REQUIRED WORK
Your answer should be a single number: the count of lines that include the word "value".

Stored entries
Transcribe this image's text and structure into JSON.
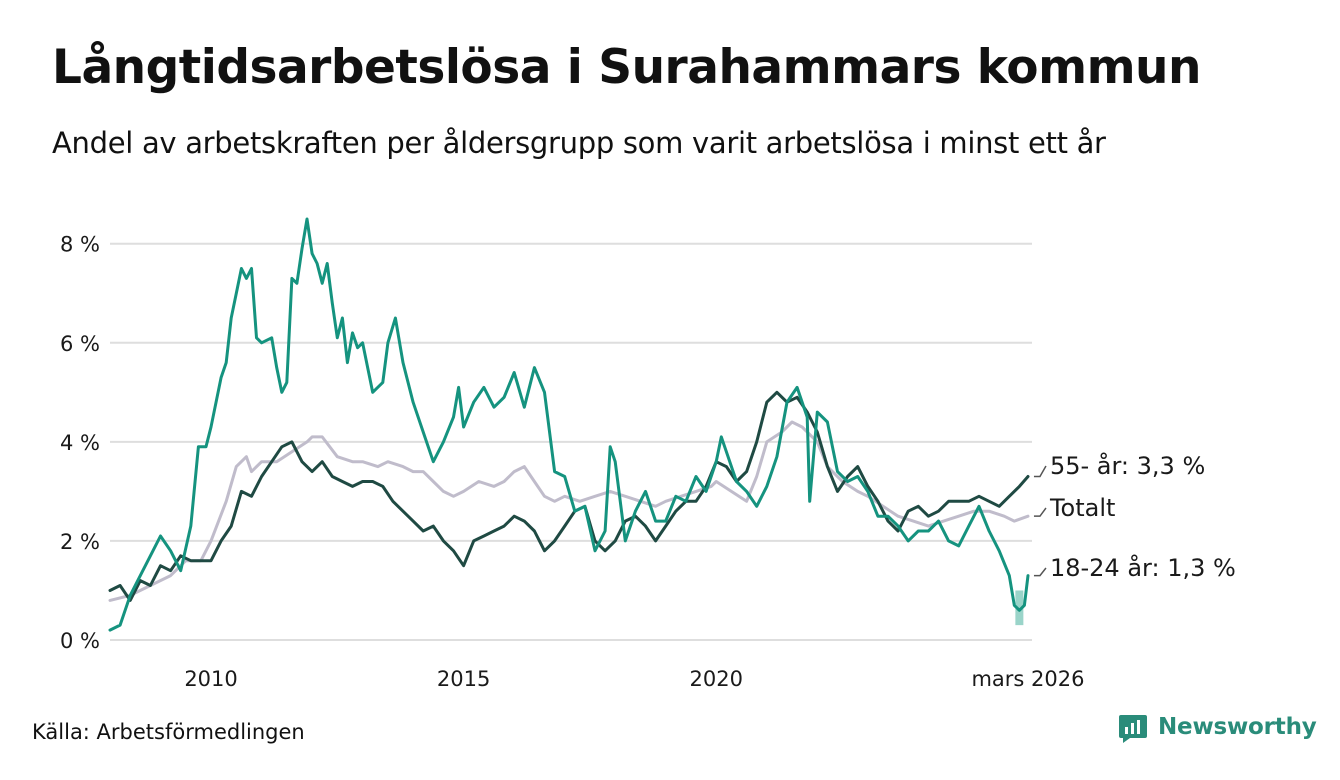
{
  "title": "Långtidsarbetslösa i Surahammars kommun",
  "subtitle": "Andel av arbetskraften per åldersgrupp som varit arbetslösa i minst ett år",
  "source": "Källa: Arbetsförmedlingen",
  "brand": "Newsworthy",
  "colors": {
    "youth": "#15937f",
    "older": "#1f4a43",
    "total": "#c0bccb",
    "grid": "#dedede",
    "uncertainty": "#9ad4c9",
    "brand": "#2a8c7a"
  },
  "chart_data": {
    "type": "line",
    "title": "Långtidsarbetslösa i Surahammars kommun",
    "xlim": [
      2008.0,
      2026.25
    ],
    "ylim": [
      0,
      8.6
    ],
    "x_ticks": [
      {
        "value": 2010.0,
        "label": "2010"
      },
      {
        "value": 2015.0,
        "label": "2015"
      },
      {
        "value": 2020.0,
        "label": "2020"
      },
      {
        "value": 2026.17,
        "label": "mars 2026"
      }
    ],
    "y_ticks": [
      {
        "value": 0,
        "label": "0 %"
      },
      {
        "value": 2,
        "label": "2 %"
      },
      {
        "value": 4,
        "label": "4 %"
      },
      {
        "value": 6,
        "label": "6 %"
      },
      {
        "value": 8,
        "label": "8 %"
      }
    ],
    "uncertainty_band": {
      "x": 2026.0,
      "low": 0.3,
      "high": 1.0
    },
    "series": [
      {
        "name": "Totalt",
        "label": "Totalt",
        "key": "total",
        "points": [
          [
            2008.0,
            0.8
          ],
          [
            2008.4,
            0.9
          ],
          [
            2008.8,
            1.1
          ],
          [
            2009.2,
            1.3
          ],
          [
            2009.5,
            1.6
          ],
          [
            2009.8,
            1.6
          ],
          [
            2010.0,
            2.0
          ],
          [
            2010.3,
            2.8
          ],
          [
            2010.5,
            3.5
          ],
          [
            2010.7,
            3.7
          ],
          [
            2010.8,
            3.4
          ],
          [
            2011.0,
            3.6
          ],
          [
            2011.3,
            3.6
          ],
          [
            2011.6,
            3.8
          ],
          [
            2011.9,
            4.0
          ],
          [
            2012.0,
            4.1
          ],
          [
            2012.2,
            4.1
          ],
          [
            2012.5,
            3.7
          ],
          [
            2012.8,
            3.6
          ],
          [
            2013.0,
            3.6
          ],
          [
            2013.3,
            3.5
          ],
          [
            2013.5,
            3.6
          ],
          [
            2013.8,
            3.5
          ],
          [
            2014.0,
            3.4
          ],
          [
            2014.2,
            3.4
          ],
          [
            2014.4,
            3.2
          ],
          [
            2014.6,
            3.0
          ],
          [
            2014.8,
            2.9
          ],
          [
            2015.0,
            3.0
          ],
          [
            2015.3,
            3.2
          ],
          [
            2015.6,
            3.1
          ],
          [
            2015.8,
            3.2
          ],
          [
            2016.0,
            3.4
          ],
          [
            2016.2,
            3.5
          ],
          [
            2016.4,
            3.2
          ],
          [
            2016.6,
            2.9
          ],
          [
            2016.8,
            2.8
          ],
          [
            2017.0,
            2.9
          ],
          [
            2017.3,
            2.8
          ],
          [
            2017.6,
            2.9
          ],
          [
            2017.9,
            3.0
          ],
          [
            2018.2,
            2.9
          ],
          [
            2018.5,
            2.8
          ],
          [
            2018.8,
            2.7
          ],
          [
            2019.0,
            2.8
          ],
          [
            2019.3,
            2.9
          ],
          [
            2019.6,
            3.0
          ],
          [
            2019.9,
            3.1
          ],
          [
            2020.0,
            3.2
          ],
          [
            2020.3,
            3.0
          ],
          [
            2020.6,
            2.8
          ],
          [
            2020.8,
            3.3
          ],
          [
            2021.0,
            4.0
          ],
          [
            2021.3,
            4.2
          ],
          [
            2021.5,
            4.4
          ],
          [
            2021.7,
            4.3
          ],
          [
            2022.0,
            4.0
          ],
          [
            2022.2,
            3.5
          ],
          [
            2022.5,
            3.2
          ],
          [
            2022.8,
            3.0
          ],
          [
            2023.0,
            2.9
          ],
          [
            2023.3,
            2.7
          ],
          [
            2023.6,
            2.5
          ],
          [
            2023.9,
            2.4
          ],
          [
            2024.2,
            2.3
          ],
          [
            2024.5,
            2.4
          ],
          [
            2024.8,
            2.5
          ],
          [
            2025.1,
            2.6
          ],
          [
            2025.4,
            2.6
          ],
          [
            2025.7,
            2.5
          ],
          [
            2025.9,
            2.4
          ],
          [
            2026.17,
            2.5
          ]
        ]
      },
      {
        "name": "55- år",
        "label": "55- år: 3,3 %",
        "key": "older",
        "points": [
          [
            2008.0,
            1.0
          ],
          [
            2008.2,
            1.1
          ],
          [
            2008.4,
            0.8
          ],
          [
            2008.6,
            1.2
          ],
          [
            2008.8,
            1.1
          ],
          [
            2009.0,
            1.5
          ],
          [
            2009.2,
            1.4
          ],
          [
            2009.4,
            1.7
          ],
          [
            2009.6,
            1.6
          ],
          [
            2009.8,
            1.6
          ],
          [
            2010.0,
            1.6
          ],
          [
            2010.2,
            2.0
          ],
          [
            2010.4,
            2.3
          ],
          [
            2010.6,
            3.0
          ],
          [
            2010.8,
            2.9
          ],
          [
            2011.0,
            3.3
          ],
          [
            2011.2,
            3.6
          ],
          [
            2011.4,
            3.9
          ],
          [
            2011.6,
            4.0
          ],
          [
            2011.8,
            3.6
          ],
          [
            2012.0,
            3.4
          ],
          [
            2012.2,
            3.6
          ],
          [
            2012.4,
            3.3
          ],
          [
            2012.6,
            3.2
          ],
          [
            2012.8,
            3.1
          ],
          [
            2013.0,
            3.2
          ],
          [
            2013.2,
            3.2
          ],
          [
            2013.4,
            3.1
          ],
          [
            2013.6,
            2.8
          ],
          [
            2013.8,
            2.6
          ],
          [
            2014.0,
            2.4
          ],
          [
            2014.2,
            2.2
          ],
          [
            2014.4,
            2.3
          ],
          [
            2014.6,
            2.0
          ],
          [
            2014.8,
            1.8
          ],
          [
            2015.0,
            1.5
          ],
          [
            2015.2,
            2.0
          ],
          [
            2015.4,
            2.1
          ],
          [
            2015.6,
            2.2
          ],
          [
            2015.8,
            2.3
          ],
          [
            2016.0,
            2.5
          ],
          [
            2016.2,
            2.4
          ],
          [
            2016.4,
            2.2
          ],
          [
            2016.6,
            1.8
          ],
          [
            2016.8,
            2.0
          ],
          [
            2017.0,
            2.3
          ],
          [
            2017.2,
            2.6
          ],
          [
            2017.4,
            2.7
          ],
          [
            2017.6,
            2.0
          ],
          [
            2017.8,
            1.8
          ],
          [
            2018.0,
            2.0
          ],
          [
            2018.2,
            2.4
          ],
          [
            2018.4,
            2.5
          ],
          [
            2018.6,
            2.3
          ],
          [
            2018.8,
            2.0
          ],
          [
            2019.0,
            2.3
          ],
          [
            2019.2,
            2.6
          ],
          [
            2019.4,
            2.8
          ],
          [
            2019.6,
            2.8
          ],
          [
            2019.8,
            3.1
          ],
          [
            2020.0,
            3.6
          ],
          [
            2020.2,
            3.5
          ],
          [
            2020.4,
            3.2
          ],
          [
            2020.6,
            3.4
          ],
          [
            2020.8,
            4.0
          ],
          [
            2021.0,
            4.8
          ],
          [
            2021.2,
            5.0
          ],
          [
            2021.4,
            4.8
          ],
          [
            2021.6,
            4.9
          ],
          [
            2021.8,
            4.6
          ],
          [
            2022.0,
            4.2
          ],
          [
            2022.2,
            3.5
          ],
          [
            2022.4,
            3.0
          ],
          [
            2022.6,
            3.3
          ],
          [
            2022.8,
            3.5
          ],
          [
            2023.0,
            3.1
          ],
          [
            2023.2,
            2.8
          ],
          [
            2023.4,
            2.4
          ],
          [
            2023.6,
            2.2
          ],
          [
            2023.8,
            2.6
          ],
          [
            2024.0,
            2.7
          ],
          [
            2024.2,
            2.5
          ],
          [
            2024.4,
            2.6
          ],
          [
            2024.6,
            2.8
          ],
          [
            2024.8,
            2.8
          ],
          [
            2025.0,
            2.8
          ],
          [
            2025.2,
            2.9
          ],
          [
            2025.4,
            2.8
          ],
          [
            2025.6,
            2.7
          ],
          [
            2025.8,
            2.9
          ],
          [
            2026.0,
            3.1
          ],
          [
            2026.17,
            3.3
          ]
        ]
      },
      {
        "name": "18-24 år",
        "label": "18-24 år: 1,3 %",
        "key": "youth",
        "points": [
          [
            2008.0,
            0.2
          ],
          [
            2008.2,
            0.3
          ],
          [
            2008.4,
            0.9
          ],
          [
            2008.6,
            1.3
          ],
          [
            2008.8,
            1.7
          ],
          [
            2009.0,
            2.1
          ],
          [
            2009.2,
            1.8
          ],
          [
            2009.4,
            1.4
          ],
          [
            2009.6,
            2.3
          ],
          [
            2009.75,
            3.9
          ],
          [
            2009.9,
            3.9
          ],
          [
            2010.0,
            4.3
          ],
          [
            2010.2,
            5.3
          ],
          [
            2010.3,
            5.6
          ],
          [
            2010.4,
            6.5
          ],
          [
            2010.5,
            7.0
          ],
          [
            2010.6,
            7.5
          ],
          [
            2010.7,
            7.3
          ],
          [
            2010.8,
            7.5
          ],
          [
            2010.9,
            6.1
          ],
          [
            2011.0,
            6.0
          ],
          [
            2011.2,
            6.1
          ],
          [
            2011.3,
            5.5
          ],
          [
            2011.4,
            5.0
          ],
          [
            2011.5,
            5.2
          ],
          [
            2011.6,
            7.3
          ],
          [
            2011.7,
            7.2
          ],
          [
            2011.8,
            7.9
          ],
          [
            2011.9,
            8.5
          ],
          [
            2012.0,
            7.8
          ],
          [
            2012.1,
            7.6
          ],
          [
            2012.2,
            7.2
          ],
          [
            2012.3,
            7.6
          ],
          [
            2012.4,
            6.8
          ],
          [
            2012.5,
            6.1
          ],
          [
            2012.6,
            6.5
          ],
          [
            2012.7,
            5.6
          ],
          [
            2012.8,
            6.2
          ],
          [
            2012.9,
            5.9
          ],
          [
            2013.0,
            6.0
          ],
          [
            2013.2,
            5.0
          ],
          [
            2013.4,
            5.2
          ],
          [
            2013.5,
            6.0
          ],
          [
            2013.65,
            6.5
          ],
          [
            2013.8,
            5.6
          ],
          [
            2014.0,
            4.8
          ],
          [
            2014.2,
            4.2
          ],
          [
            2014.4,
            3.6
          ],
          [
            2014.6,
            4.0
          ],
          [
            2014.8,
            4.5
          ],
          [
            2014.9,
            5.1
          ],
          [
            2015.0,
            4.3
          ],
          [
            2015.2,
            4.8
          ],
          [
            2015.4,
            5.1
          ],
          [
            2015.6,
            4.7
          ],
          [
            2015.8,
            4.9
          ],
          [
            2016.0,
            5.4
          ],
          [
            2016.2,
            4.7
          ],
          [
            2016.4,
            5.5
          ],
          [
            2016.6,
            5.0
          ],
          [
            2016.8,
            3.4
          ],
          [
            2017.0,
            3.3
          ],
          [
            2017.2,
            2.6
          ],
          [
            2017.4,
            2.7
          ],
          [
            2017.6,
            1.8
          ],
          [
            2017.8,
            2.2
          ],
          [
            2017.9,
            3.9
          ],
          [
            2018.0,
            3.6
          ],
          [
            2018.2,
            2.0
          ],
          [
            2018.4,
            2.6
          ],
          [
            2018.6,
            3.0
          ],
          [
            2018.8,
            2.4
          ],
          [
            2019.0,
            2.4
          ],
          [
            2019.2,
            2.9
          ],
          [
            2019.4,
            2.8
          ],
          [
            2019.6,
            3.3
          ],
          [
            2019.8,
            3.0
          ],
          [
            2020.0,
            3.6
          ],
          [
            2020.1,
            4.1
          ],
          [
            2020.2,
            3.8
          ],
          [
            2020.4,
            3.2
          ],
          [
            2020.6,
            3.0
          ],
          [
            2020.8,
            2.7
          ],
          [
            2021.0,
            3.1
          ],
          [
            2021.2,
            3.7
          ],
          [
            2021.4,
            4.8
          ],
          [
            2021.6,
            5.1
          ],
          [
            2021.8,
            4.5
          ],
          [
            2021.85,
            2.8
          ],
          [
            2022.0,
            4.6
          ],
          [
            2022.2,
            4.4
          ],
          [
            2022.4,
            3.4
          ],
          [
            2022.6,
            3.2
          ],
          [
            2022.8,
            3.3
          ],
          [
            2023.0,
            3.0
          ],
          [
            2023.2,
            2.5
          ],
          [
            2023.4,
            2.5
          ],
          [
            2023.6,
            2.3
          ],
          [
            2023.8,
            2.0
          ],
          [
            2024.0,
            2.2
          ],
          [
            2024.2,
            2.2
          ],
          [
            2024.4,
            2.4
          ],
          [
            2024.6,
            2.0
          ],
          [
            2024.8,
            1.9
          ],
          [
            2025.0,
            2.3
          ],
          [
            2025.2,
            2.7
          ],
          [
            2025.4,
            2.2
          ],
          [
            2025.6,
            1.8
          ],
          [
            2025.8,
            1.3
          ],
          [
            2025.9,
            0.7
          ],
          [
            2026.0,
            0.6
          ],
          [
            2026.1,
            0.7
          ],
          [
            2026.17,
            1.3
          ]
        ]
      }
    ]
  }
}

EXPECTED OUTPUT
9